*WHAT NEEDS TO BE DONE:*
Copy out, from the entries below, each line holding the string "Statikus".

*MATERIAL PROVIDED:*

▼▼▼

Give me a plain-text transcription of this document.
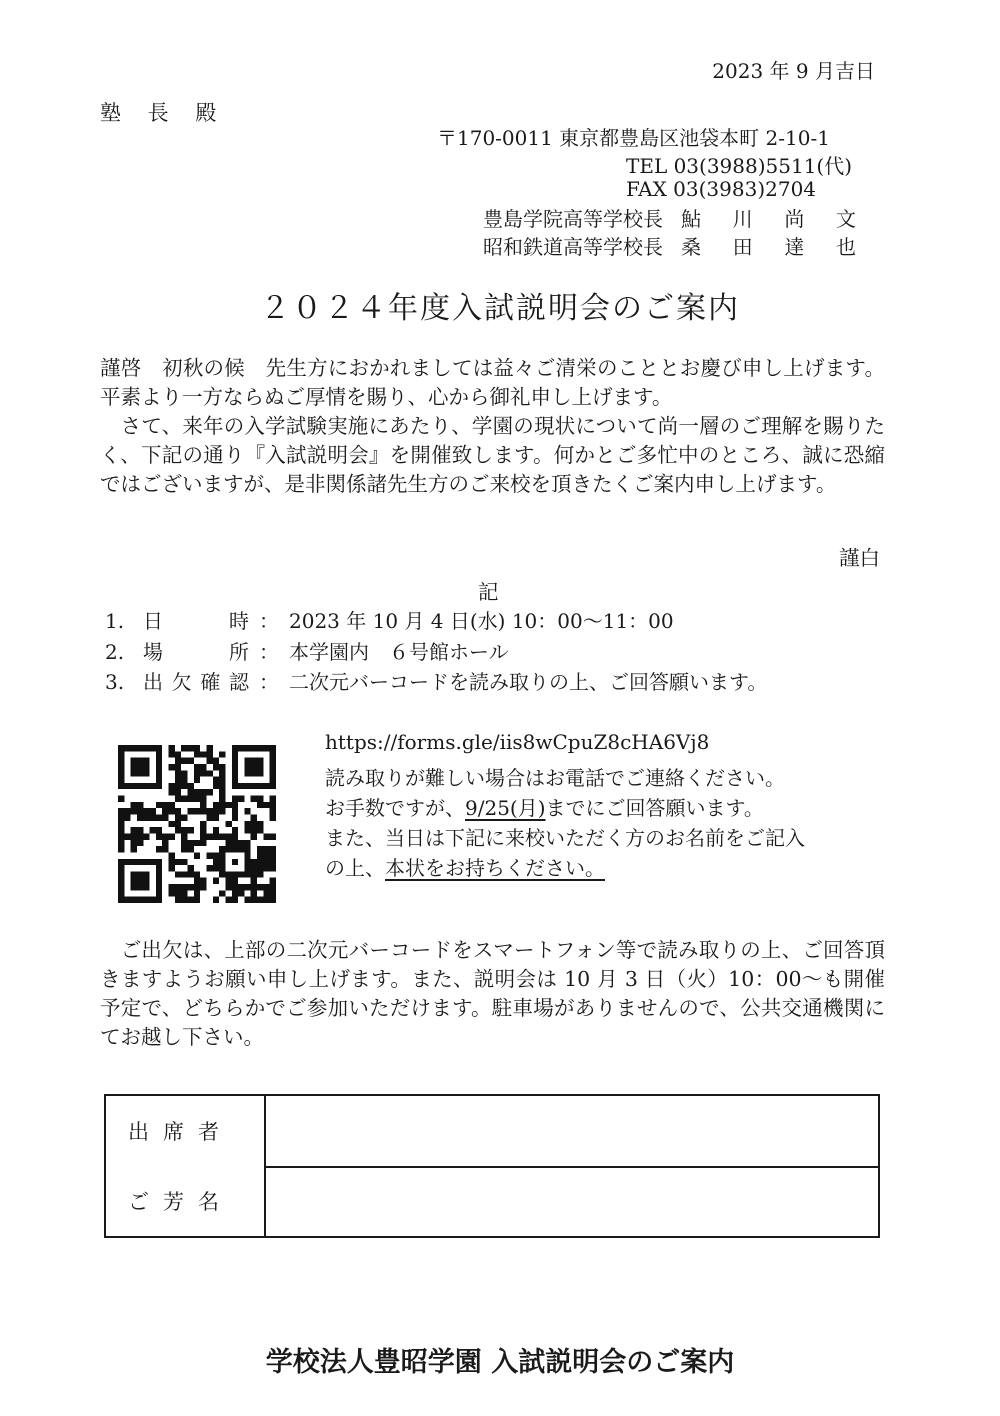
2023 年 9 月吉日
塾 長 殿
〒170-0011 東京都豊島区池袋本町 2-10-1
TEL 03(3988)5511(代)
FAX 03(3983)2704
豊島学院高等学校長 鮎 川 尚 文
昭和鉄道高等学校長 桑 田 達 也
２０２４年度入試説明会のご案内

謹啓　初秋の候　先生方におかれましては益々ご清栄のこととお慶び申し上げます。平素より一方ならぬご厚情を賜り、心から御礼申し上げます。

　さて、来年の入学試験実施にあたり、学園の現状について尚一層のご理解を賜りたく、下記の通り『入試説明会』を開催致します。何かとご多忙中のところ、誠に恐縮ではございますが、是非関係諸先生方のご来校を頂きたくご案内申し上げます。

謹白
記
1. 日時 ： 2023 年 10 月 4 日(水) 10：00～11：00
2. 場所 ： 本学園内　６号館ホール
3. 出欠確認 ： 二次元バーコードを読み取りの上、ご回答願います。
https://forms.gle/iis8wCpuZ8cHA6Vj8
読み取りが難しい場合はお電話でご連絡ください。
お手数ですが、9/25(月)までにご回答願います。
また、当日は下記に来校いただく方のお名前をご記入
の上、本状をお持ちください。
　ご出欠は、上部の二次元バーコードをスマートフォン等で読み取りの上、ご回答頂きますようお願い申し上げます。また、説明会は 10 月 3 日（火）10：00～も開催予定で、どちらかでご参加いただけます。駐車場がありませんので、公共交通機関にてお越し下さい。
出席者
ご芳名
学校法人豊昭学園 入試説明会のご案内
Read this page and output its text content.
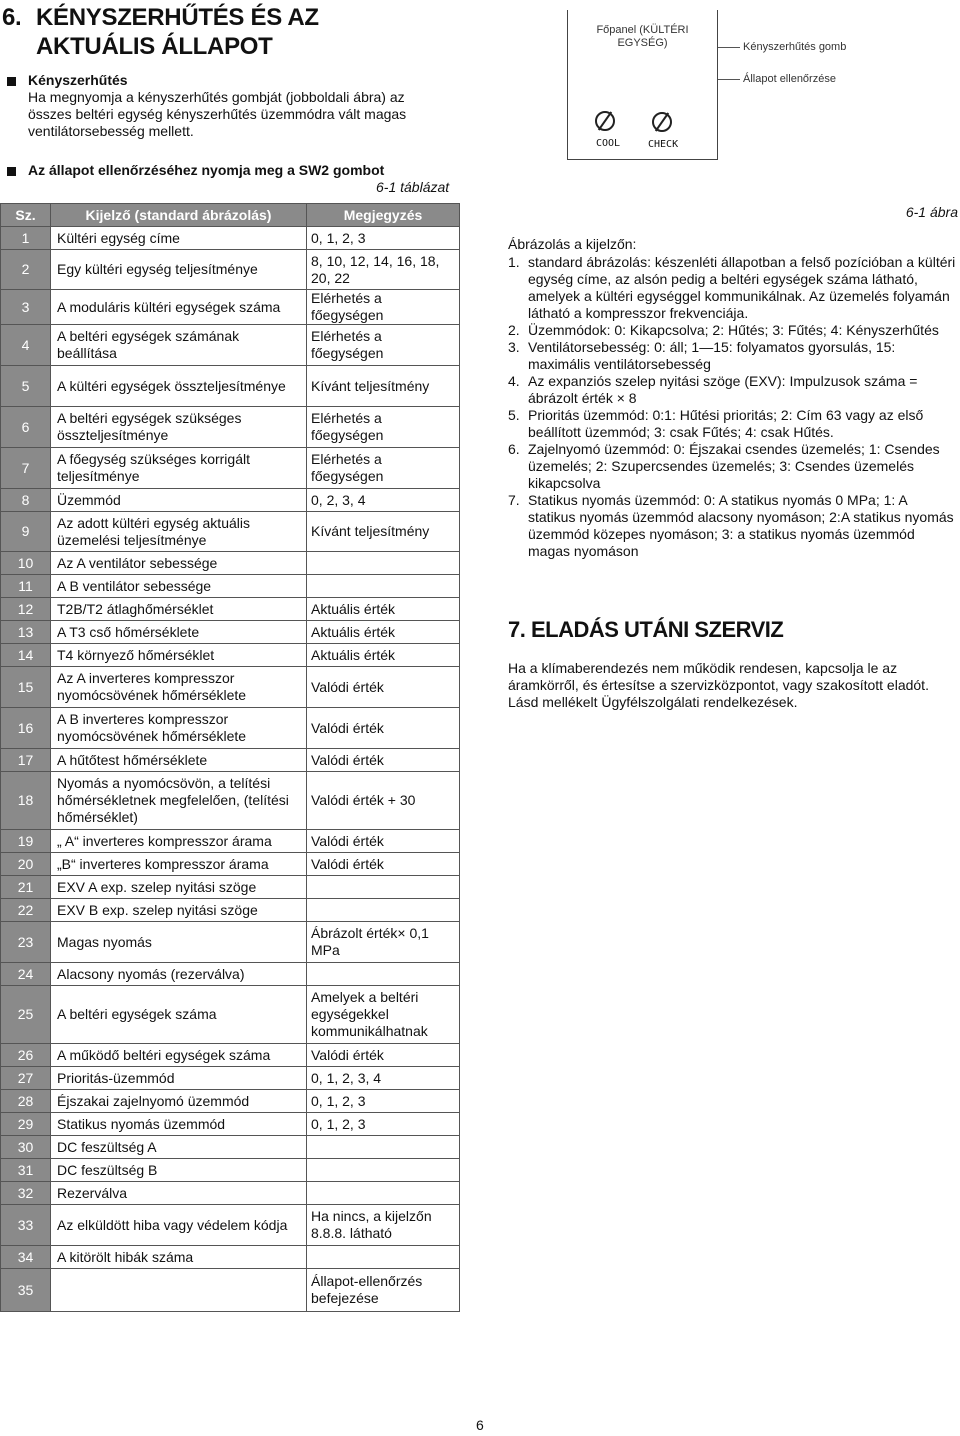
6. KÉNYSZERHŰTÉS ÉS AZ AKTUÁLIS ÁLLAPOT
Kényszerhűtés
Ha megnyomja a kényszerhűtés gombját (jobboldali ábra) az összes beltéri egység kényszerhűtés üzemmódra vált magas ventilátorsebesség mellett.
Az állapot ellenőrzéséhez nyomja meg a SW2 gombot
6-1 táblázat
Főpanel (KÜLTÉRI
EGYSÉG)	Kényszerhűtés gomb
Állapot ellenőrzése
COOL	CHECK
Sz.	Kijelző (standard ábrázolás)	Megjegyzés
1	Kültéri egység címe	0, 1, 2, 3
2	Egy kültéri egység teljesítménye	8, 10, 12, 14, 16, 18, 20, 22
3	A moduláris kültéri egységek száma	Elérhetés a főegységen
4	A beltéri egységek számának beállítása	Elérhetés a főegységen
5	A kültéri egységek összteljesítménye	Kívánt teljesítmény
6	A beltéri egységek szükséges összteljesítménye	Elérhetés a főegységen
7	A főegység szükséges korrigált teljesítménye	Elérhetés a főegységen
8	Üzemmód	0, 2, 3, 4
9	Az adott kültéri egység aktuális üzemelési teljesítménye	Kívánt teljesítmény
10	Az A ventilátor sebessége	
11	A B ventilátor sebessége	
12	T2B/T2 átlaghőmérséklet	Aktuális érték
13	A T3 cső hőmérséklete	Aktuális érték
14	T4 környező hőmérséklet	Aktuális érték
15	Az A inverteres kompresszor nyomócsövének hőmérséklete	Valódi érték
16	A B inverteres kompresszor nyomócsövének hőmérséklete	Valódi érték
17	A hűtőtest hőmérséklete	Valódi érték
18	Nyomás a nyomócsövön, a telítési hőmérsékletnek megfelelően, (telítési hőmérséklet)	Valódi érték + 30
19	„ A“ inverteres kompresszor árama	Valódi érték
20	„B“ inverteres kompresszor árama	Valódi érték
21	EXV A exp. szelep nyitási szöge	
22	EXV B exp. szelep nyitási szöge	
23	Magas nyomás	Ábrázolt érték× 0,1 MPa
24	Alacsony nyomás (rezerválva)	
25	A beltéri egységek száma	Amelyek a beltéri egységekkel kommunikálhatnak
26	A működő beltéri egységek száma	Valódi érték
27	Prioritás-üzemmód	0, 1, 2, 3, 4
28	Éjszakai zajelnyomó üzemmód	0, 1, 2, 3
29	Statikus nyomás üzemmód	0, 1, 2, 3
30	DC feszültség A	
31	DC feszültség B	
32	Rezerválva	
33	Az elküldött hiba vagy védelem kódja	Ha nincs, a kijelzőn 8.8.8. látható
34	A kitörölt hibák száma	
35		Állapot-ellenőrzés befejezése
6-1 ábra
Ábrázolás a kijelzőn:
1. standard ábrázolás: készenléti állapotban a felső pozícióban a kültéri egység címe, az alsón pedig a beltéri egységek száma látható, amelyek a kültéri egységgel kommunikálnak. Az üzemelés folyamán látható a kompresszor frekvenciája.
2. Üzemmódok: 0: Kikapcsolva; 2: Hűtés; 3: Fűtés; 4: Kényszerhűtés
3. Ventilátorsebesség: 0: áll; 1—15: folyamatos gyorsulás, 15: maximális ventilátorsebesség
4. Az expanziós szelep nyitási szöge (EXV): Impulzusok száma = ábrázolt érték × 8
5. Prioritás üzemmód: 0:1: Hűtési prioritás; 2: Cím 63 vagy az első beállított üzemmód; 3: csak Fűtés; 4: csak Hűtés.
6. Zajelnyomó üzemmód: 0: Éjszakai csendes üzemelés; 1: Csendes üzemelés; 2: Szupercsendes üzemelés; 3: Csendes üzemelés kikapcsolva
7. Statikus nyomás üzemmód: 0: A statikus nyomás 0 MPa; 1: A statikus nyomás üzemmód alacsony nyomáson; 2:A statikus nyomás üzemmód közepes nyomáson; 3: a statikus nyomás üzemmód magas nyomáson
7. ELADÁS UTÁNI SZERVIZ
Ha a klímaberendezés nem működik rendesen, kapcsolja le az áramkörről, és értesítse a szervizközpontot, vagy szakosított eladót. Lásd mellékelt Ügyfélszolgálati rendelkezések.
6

▲▲▲

*THE RESPONSE:*
29	Statikus nyomás üzemmód	0, 1, 2, 3
7. Statikus nyomás üzemmód: 0: A statikus nyomás 0 MPa; 1: A statikus nyomás üzemmód alacsony nyomáson; 2:A statikus nyomás üzemmód közepes nyomáson; 3: a statikus nyomás üzemmód magas nyomáson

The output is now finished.